*Written task 1*
Return the lines of the listing below, unchanged, from its first line through the line containing "- logout-icon: [596, 655, 642, 701]", including both ends.

*Document text*

● ● ● ●

Tire guys describe broad groups of tires in terms of aspect ratio, which is the ratio of sidewall height to cross-section width. Conventional haulage tires, where the industry started, are considered 100 Series, with the sidewall height nearly equal to the cross-section width. (Most actually have an aspect ratio of about 96.)
Wide-base tires are the 80 or 85 Series (most with actual aspect ratios of 83). The section-width designation molded into the tire sidewall and used to identify these products is typically a whole number expressed in inches followed by a fraction. One very popular size is the 20.5 R25.
The section width of a similar-sized conventional (or 100 Series) tire is designated by a whole number. The conventional tire that a 20.5 R25 might replace would be a 16.00 R25. Most wide-base (or 80 Series) tires are designed to have the same outside diameter as their conventional counterparts, so they can be retrofit without affecting the vehicle's gearing or ground speed.
As ADTs gained popularity and users demanded better traction and flotation, tire makers developed 65-Series tires, with sidewall heights that are only 65 percent of the tread width. These tires are typically called low profile, and their short sidewall became attractive to wheel-loader designers who wanted additional traction to crowd the pile. That traction reduces wheel spin, filling buckets faster and reducing tire costs. The low sidewall and wider footprint of a 65-Series tire adds stability that helps silence operator objections to radials.
With less sidewall to flex, low-profile radials ride more like bias-ply tires than conventional radials.
"There's still a perception problem out there with operators who have never used radials before because radial tires feel different. And the larger the loader you get, the more you're going to feel that difference," says Chris Rogers, general manager of marketing at Bridgestone/Firestone Off-Road Tire Co. "It takes a while for an operator to get used to that feel, but once he does, the machine will be much more efficient. "Low-profile tires reduce that initial uneasiness."
In the three most popular tire sizes, about 7 percent of OEM installations are low profile and 2 to 3 percent of tire replacements are going with low-profile tires. BFOR numbers suggest that for the one most popular tire size (the 20.5 R25), about 10 percent of OEM applications are low profile and 3 to 4 percent of replacement tires are low profile.
But 100 percent of the giant 63-inch tires used on Cat's 797 haul truck are wide-base, 80-Series radials, and virtually all ADTs come with low-profile 65-Series radials. The vast majority of large wheel loaders roll off the assembly line on low-profile tires, too.

● ● ● ●

Saved data entries

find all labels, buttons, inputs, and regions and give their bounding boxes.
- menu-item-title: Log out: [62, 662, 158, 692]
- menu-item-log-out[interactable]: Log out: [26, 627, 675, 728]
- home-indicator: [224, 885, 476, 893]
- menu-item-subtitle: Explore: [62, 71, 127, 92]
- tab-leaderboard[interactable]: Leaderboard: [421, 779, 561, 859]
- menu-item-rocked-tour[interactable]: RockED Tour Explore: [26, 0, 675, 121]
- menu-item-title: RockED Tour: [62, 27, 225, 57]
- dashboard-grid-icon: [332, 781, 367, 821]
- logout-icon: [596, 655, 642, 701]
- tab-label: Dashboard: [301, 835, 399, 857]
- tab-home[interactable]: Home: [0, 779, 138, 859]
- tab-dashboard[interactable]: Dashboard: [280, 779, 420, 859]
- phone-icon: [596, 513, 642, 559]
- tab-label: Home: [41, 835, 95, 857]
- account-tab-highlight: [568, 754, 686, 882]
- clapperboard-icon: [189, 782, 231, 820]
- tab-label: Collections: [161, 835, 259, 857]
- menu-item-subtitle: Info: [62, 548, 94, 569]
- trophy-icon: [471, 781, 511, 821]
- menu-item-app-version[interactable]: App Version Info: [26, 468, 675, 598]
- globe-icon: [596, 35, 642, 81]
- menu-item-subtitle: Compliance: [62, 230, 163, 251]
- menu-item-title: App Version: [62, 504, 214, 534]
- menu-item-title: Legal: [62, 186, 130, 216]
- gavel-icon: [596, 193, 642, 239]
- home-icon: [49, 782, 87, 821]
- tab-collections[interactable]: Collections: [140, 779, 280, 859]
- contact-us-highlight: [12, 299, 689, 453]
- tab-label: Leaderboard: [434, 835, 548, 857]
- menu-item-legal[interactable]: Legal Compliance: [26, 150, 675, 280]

● ● ● ●

*Written task 2*
In the text on tire aspect ratios, which conventional tire might a 20.5 R25 replace?

*Full output 1*
find all labels, buttons, inputs, and regions and give their bounding boxes.
- menu-item-title: Log out: [62, 662, 158, 692]
- menu-item-log-out[interactable]: Log out: [26, 627, 675, 728]
- home-indicator: [224, 885, 476, 893]
- menu-item-subtitle: Explore: [62, 71, 127, 92]
- tab-leaderboard[interactable]: Leaderboard: [421, 779, 561, 859]
- menu-item-rocked-tour[interactable]: RockED Tour Explore: [26, 0, 675, 121]
- menu-item-title: RockED Tour: [62, 27, 225, 57]
- dashboard-grid-icon: [332, 781, 367, 821]
- logout-icon: [596, 655, 642, 701]

*Full output 2*
A 16.00 R25.